§ WORK TO DO
Report every line from the material that contains the word "label".

§ DATA
---
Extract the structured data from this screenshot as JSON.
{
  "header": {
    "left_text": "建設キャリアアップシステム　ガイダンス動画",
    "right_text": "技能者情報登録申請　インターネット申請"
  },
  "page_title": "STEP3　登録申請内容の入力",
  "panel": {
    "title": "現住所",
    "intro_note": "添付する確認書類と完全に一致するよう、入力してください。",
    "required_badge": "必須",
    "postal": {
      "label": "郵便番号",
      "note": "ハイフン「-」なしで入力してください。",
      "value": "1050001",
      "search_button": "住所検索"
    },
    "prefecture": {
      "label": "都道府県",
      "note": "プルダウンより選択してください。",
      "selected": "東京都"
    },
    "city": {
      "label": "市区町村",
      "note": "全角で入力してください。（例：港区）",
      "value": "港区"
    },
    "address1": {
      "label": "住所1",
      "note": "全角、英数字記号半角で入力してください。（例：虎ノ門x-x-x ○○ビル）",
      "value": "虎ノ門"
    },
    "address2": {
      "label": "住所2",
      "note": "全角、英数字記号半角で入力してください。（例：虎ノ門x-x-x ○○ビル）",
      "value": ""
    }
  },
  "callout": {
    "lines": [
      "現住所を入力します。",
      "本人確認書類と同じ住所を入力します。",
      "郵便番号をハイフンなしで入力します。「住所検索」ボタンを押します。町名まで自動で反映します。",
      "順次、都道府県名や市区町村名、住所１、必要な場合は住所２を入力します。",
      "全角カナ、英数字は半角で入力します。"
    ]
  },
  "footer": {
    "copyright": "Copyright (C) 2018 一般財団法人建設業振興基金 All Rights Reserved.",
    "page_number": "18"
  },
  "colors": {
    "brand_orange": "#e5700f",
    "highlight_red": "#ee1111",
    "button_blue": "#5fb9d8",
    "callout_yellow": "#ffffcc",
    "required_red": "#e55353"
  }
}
---
§ RESULT BELOW
      "label": "郵便番号",
      "label": "都道府県",
      "label": "市区町村",
      "label": "住所1",
      "label": "住所2",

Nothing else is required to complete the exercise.